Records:
------------------------

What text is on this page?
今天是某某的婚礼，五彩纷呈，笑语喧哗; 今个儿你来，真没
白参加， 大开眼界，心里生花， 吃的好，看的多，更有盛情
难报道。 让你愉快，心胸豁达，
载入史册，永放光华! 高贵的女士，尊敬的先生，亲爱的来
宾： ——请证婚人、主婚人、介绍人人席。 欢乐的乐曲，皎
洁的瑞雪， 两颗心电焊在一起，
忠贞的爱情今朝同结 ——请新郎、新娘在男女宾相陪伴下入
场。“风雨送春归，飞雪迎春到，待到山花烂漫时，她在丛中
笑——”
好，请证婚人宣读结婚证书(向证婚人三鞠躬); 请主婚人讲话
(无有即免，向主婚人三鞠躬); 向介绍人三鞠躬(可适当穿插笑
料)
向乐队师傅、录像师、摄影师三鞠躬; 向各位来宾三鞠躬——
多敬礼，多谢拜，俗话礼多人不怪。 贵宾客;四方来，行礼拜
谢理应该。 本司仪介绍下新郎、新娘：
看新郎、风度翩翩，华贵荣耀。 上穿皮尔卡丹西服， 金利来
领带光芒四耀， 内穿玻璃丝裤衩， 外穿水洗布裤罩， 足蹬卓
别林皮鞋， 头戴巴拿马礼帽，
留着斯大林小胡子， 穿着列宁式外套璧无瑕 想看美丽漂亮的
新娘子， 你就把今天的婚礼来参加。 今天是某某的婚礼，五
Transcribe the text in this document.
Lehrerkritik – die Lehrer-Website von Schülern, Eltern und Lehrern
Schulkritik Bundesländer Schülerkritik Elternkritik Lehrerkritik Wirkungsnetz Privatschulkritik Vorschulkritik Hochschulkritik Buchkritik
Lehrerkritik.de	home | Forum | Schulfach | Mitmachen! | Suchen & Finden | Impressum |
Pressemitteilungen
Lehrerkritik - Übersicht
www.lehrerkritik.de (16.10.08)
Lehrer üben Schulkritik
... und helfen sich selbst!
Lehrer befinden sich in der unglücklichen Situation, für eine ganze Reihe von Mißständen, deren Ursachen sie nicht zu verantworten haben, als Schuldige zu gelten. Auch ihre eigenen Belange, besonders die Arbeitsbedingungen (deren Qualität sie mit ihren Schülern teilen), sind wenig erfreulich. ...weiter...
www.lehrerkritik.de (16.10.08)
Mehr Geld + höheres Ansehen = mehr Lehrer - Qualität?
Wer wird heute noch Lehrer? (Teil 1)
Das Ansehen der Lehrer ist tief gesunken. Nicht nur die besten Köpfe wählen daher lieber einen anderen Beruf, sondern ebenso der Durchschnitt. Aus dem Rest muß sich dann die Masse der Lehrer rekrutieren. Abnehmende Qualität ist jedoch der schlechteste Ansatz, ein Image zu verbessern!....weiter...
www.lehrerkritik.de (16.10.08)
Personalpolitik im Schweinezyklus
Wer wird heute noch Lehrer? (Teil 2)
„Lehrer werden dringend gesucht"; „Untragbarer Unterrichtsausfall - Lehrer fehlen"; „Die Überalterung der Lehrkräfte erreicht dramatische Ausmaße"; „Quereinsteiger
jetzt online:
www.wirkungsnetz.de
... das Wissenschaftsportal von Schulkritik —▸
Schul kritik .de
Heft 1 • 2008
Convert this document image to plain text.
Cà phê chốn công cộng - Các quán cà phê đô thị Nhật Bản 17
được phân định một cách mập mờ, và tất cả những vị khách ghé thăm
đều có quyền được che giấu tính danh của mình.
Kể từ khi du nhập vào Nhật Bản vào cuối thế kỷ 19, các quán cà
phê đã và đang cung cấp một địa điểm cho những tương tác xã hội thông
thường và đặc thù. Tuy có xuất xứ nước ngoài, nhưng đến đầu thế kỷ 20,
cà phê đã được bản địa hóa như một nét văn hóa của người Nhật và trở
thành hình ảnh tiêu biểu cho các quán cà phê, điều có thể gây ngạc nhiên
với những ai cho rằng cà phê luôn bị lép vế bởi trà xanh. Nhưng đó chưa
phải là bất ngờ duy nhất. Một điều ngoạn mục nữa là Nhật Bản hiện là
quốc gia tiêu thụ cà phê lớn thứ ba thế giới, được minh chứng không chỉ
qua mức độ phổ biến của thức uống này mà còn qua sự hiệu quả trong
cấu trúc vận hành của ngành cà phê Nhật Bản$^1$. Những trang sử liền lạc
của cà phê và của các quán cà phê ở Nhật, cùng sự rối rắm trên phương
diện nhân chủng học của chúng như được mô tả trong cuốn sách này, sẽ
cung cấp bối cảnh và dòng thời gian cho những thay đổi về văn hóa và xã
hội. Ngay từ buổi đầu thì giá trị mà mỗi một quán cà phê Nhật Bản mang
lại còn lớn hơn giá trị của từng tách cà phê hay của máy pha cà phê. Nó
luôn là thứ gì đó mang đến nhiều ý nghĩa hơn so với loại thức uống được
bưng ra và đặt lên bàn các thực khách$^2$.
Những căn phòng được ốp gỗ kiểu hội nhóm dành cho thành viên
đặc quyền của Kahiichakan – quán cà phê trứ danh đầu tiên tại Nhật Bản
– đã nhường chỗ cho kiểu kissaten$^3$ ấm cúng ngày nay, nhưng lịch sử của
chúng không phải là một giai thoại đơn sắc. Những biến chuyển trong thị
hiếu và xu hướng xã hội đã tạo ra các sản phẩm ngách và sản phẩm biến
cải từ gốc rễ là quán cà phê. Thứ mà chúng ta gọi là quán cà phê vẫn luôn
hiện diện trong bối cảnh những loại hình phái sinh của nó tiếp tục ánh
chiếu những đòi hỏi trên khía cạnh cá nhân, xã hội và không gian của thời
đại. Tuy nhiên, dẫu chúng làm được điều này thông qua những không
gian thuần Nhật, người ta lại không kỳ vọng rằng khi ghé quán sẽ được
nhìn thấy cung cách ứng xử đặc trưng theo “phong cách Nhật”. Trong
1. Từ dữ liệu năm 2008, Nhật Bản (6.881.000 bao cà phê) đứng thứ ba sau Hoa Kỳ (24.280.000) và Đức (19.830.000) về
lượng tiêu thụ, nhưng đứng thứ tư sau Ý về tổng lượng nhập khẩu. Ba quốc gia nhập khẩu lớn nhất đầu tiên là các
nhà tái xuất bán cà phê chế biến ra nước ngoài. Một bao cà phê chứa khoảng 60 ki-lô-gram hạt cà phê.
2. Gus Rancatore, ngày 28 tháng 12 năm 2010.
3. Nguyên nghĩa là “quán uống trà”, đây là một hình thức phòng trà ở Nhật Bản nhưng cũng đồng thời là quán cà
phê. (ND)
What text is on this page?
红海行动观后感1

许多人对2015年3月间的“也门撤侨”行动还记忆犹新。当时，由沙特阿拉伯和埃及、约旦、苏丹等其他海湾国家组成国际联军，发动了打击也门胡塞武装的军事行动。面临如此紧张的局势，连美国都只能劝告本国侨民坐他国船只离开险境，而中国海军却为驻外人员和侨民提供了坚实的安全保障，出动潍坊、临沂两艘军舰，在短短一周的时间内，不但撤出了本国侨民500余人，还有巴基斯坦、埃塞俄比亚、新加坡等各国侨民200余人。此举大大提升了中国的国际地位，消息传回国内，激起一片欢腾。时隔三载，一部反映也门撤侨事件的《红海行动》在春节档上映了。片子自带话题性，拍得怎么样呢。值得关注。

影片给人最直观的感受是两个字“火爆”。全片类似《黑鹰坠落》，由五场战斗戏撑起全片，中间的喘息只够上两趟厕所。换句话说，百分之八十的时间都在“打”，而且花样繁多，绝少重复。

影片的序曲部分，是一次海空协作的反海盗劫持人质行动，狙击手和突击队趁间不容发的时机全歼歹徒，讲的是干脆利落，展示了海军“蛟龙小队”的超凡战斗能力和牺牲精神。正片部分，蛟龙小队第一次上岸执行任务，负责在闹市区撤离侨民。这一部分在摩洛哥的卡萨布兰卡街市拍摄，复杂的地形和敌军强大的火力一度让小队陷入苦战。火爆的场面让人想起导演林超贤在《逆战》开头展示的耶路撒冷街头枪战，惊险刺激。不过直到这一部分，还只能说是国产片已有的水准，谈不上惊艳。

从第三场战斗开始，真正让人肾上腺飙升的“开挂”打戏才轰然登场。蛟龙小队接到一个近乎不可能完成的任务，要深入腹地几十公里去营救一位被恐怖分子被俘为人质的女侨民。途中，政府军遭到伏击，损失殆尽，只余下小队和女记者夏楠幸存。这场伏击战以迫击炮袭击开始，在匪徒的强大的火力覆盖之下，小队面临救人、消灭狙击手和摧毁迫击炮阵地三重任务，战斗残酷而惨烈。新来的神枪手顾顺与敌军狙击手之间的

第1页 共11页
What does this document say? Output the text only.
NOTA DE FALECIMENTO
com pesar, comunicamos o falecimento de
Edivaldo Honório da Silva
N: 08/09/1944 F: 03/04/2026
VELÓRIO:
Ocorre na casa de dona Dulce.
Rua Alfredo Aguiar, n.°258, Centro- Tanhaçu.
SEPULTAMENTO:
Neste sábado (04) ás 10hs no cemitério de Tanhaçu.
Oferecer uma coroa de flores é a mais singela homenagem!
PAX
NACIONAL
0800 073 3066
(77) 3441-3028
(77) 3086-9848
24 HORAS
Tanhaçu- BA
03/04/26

------------------------

▶ [PROBLEM STATEMENT]:
Of the lines in the records, determine how many contain the word "Ansehen", and report that number alone.

▶ [TASK RESPONSE]:
2